» **SET PROBLEM**
Retype, without changes, the part of the entries below that opens with the line containing "header-cadastral-line2: номер <box>1456" and closes with the line containing "row-number: 103. <box>107 754 178 881</box>", including both of those lines.
= = = = = = =
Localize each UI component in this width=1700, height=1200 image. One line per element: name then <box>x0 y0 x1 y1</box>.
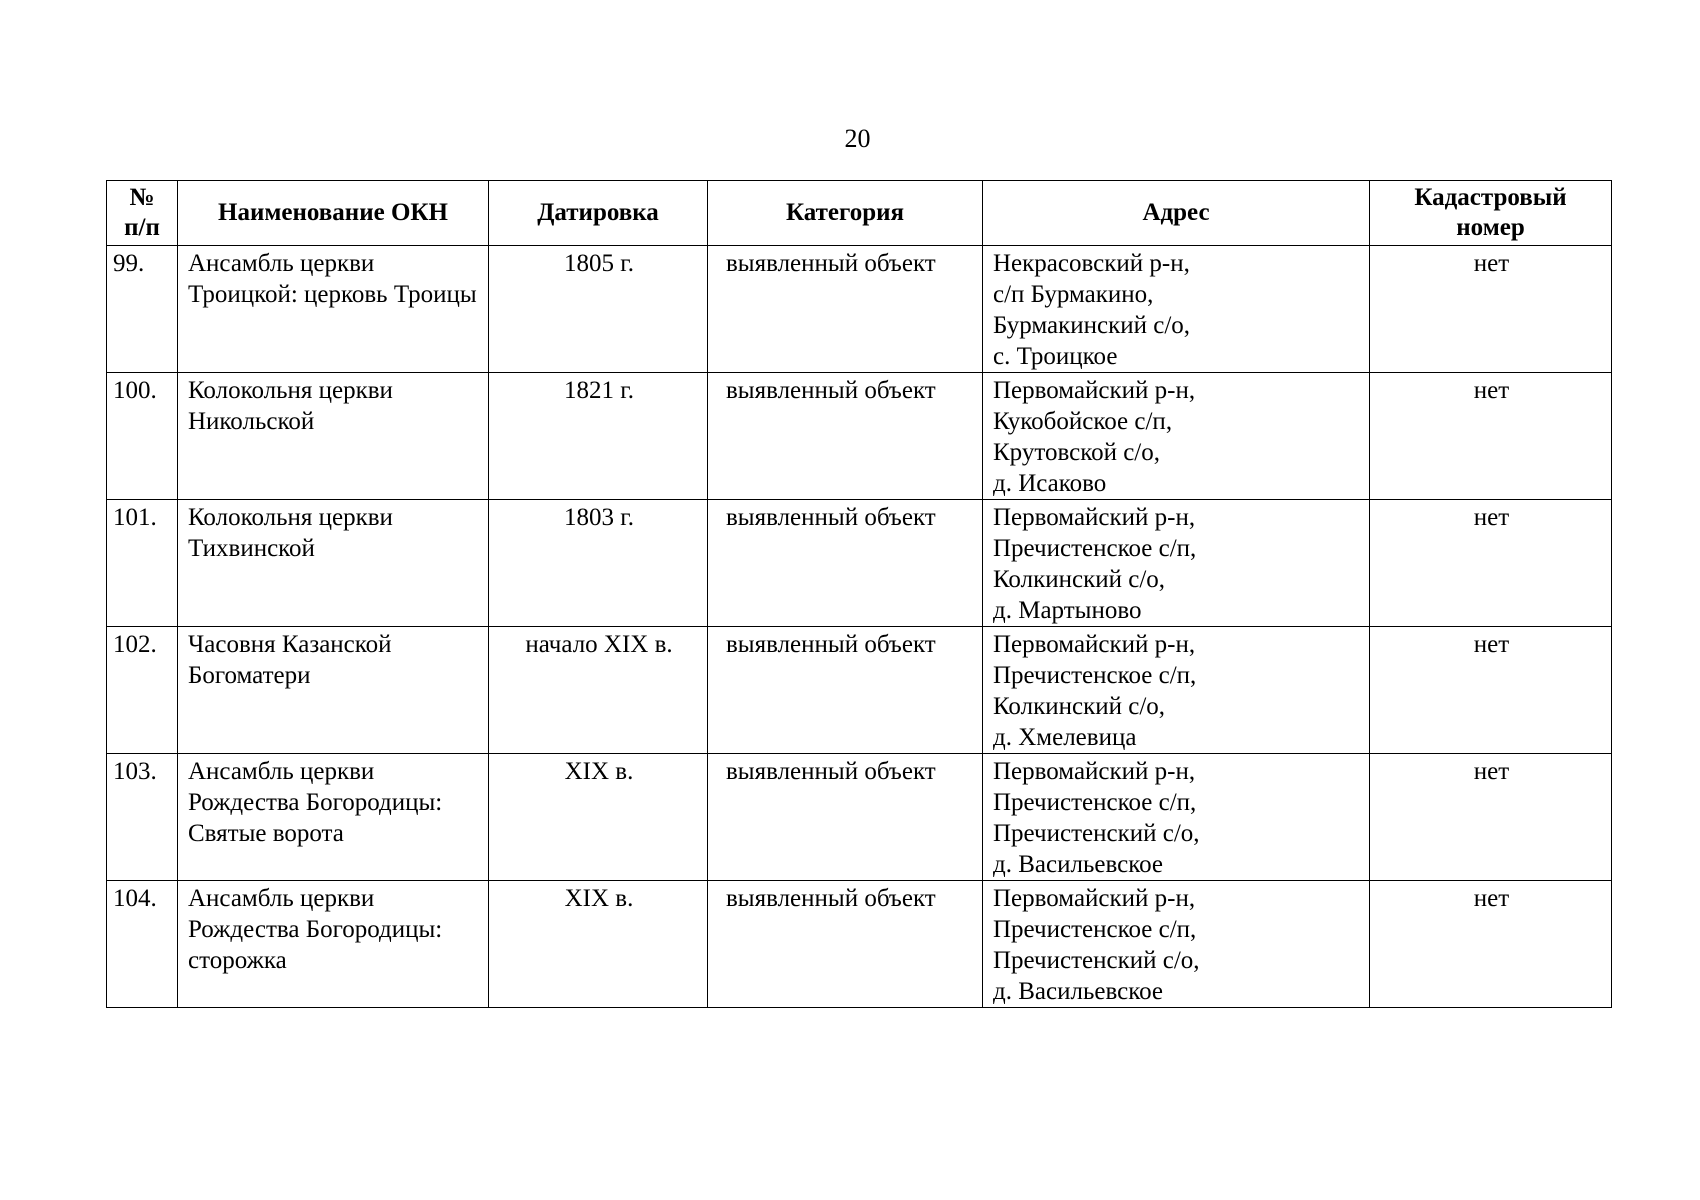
header-cadastral-line2: номер <box>1456 214 1525 241</box>
object-category: выявленный объект <box>708 373 983 500</box>
address-line: д. Васильевское <box>993 851 1163 878</box>
object-category: выявленный объект <box>708 500 983 627</box>
header-number-line1: № <box>129 184 155 211</box>
address-line: Пречистенское с/п, <box>993 789 1197 816</box>
header-category: Категория <box>708 181 983 246</box>
table-row <box>107 627 1612 754</box>
object-name: Колокольня церкви Тихвинской <box>178 500 489 627</box>
row-number: 103. <box>107 754 178 881</box>
object-category: выявленный объект <box>708 754 983 881</box>
address-line: д. Исаково <box>993 470 1107 497</box>
object-cadastral: нет <box>1370 627 1612 754</box>
object-address <box>983 500 1370 627</box>
address-line: Пречистенский с/о, <box>993 820 1200 847</box>
row-number: 104. <box>107 881 178 1008</box>
object-date: 1821 г. <box>489 373 708 500</box>
address-line: с. Троицкое <box>993 343 1118 370</box>
header-name: Наименование ОКН <box>178 181 489 246</box>
address-line: Бурмакинский с/о, <box>993 312 1191 339</box>
object-date: начало XIX в. <box>489 627 708 754</box>
row-number: 102. <box>107 627 178 754</box>
object-address <box>983 373 1370 500</box>
address-line: д. Васильевское <box>993 978 1163 1005</box>
address-line: Первомайский р-н, <box>993 885 1196 912</box>
object-cadastral: нет <box>1370 754 1612 881</box>
address-line: д. Хмелевица <box>993 724 1137 751</box>
object-name: Часовня Казанской Богоматери <box>178 627 489 754</box>
table-row <box>107 246 1612 373</box>
header-number <box>107 181 178 246</box>
address-line: Первомайский р-н, <box>993 377 1196 404</box>
object-name: Ансамбль церкви Рождества Богородицы: сторожка <box>178 881 489 1008</box>
address-line: Пречистенский с/о, <box>993 947 1200 974</box>
table-row <box>107 881 1612 1008</box>
object-address <box>983 627 1370 754</box>
object-category: выявленный объект <box>708 881 983 1008</box>
page-number: 20 <box>844 124 871 153</box>
object-address <box>983 754 1370 881</box>
object-category: выявленный объект <box>708 246 983 373</box>
address-line: Крутовской с/о, <box>993 439 1160 466</box>
address-line: Пречистенское с/п, <box>993 916 1197 943</box>
address-line: Некрасовский р-н, <box>993 250 1190 277</box>
row-number: 99. <box>107 246 178 373</box>
object-date: 1805 г. <box>489 246 708 373</box>
object-date: 1803 г. <box>489 500 708 627</box>
table-row <box>107 500 1612 627</box>
header-cadastral <box>1370 181 1612 246</box>
object-date: XIX в. <box>489 881 708 1008</box>
address-line: Пречистенское с/п, <box>993 535 1197 562</box>
object-cadastral: нет <box>1370 246 1612 373</box>
header-date: Датировка <box>489 181 708 246</box>
address-line: Пречистенское с/п, <box>993 662 1197 689</box>
object-name: Колокольня церкви Никольской <box>178 373 489 500</box>
table-row <box>107 373 1612 500</box>
address-line: Колкинский с/о, <box>993 693 1166 720</box>
table-header-row <box>107 181 1612 246</box>
header-cadastral-line1: Кадастровый <box>1414 184 1567 211</box>
address-line: д. Мартыново <box>993 597 1142 624</box>
object-cadastral: нет <box>1370 373 1612 500</box>
table-row <box>107 754 1612 881</box>
address-line: Кукобойское с/п, <box>993 408 1173 435</box>
object-cadastral: нет <box>1370 881 1612 1008</box>
object-address <box>983 881 1370 1008</box>
address-line: Первомайский р-н, <box>993 631 1196 658</box>
object-category: выявленный объект <box>708 627 983 754</box>
object-name: Ансамбль церкви Рождества Богородицы: Святые ворота <box>178 754 489 881</box>
object-address <box>983 246 1370 373</box>
object-cadastral: нет <box>1370 500 1612 627</box>
address-line: с/п Бурмакино, <box>993 281 1154 308</box>
object-name: Ансамбль церкви Троицкой: церковь Троицы <box>178 246 489 373</box>
object-date: XIX в. <box>489 754 708 881</box>
address-line: Первомайский р-н, <box>993 758 1196 785</box>
address-line: Колкинский с/о, <box>993 566 1166 593</box>
address-line: Первомайский р-н, <box>993 504 1196 531</box>
row-number: 101. <box>107 500 178 627</box>
row-number: 100. <box>107 373 178 500</box>
header-address: Адрес <box>983 181 1370 246</box>
heritage-objects-table <box>106 180 1612 1008</box>
header-number-line2: п/п <box>124 214 160 241</box>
= = = = = = =
» **THE SOLUTION**
header-cadastral-line2: номер <box>1456 214 1525 241</box>
object-category: выявленный объект <box>708 373 983 500</box>
address-line: д. Васильевское <box>993 851 1163 878</box>
object-category: выявленный объект <box>708 500 983 627</box>
header-number-line1: № <box>129 184 155 211</box>
address-line: Пречистенское с/п, <box>993 789 1197 816</box>
header-category: Категория <box>708 181 983 246</box>
table-row <box>107 627 1612 754</box>
object-name: Колокольня церкви Тихвинской <box>178 500 489 627</box>
row-number: 103. <box>107 754 178 881</box>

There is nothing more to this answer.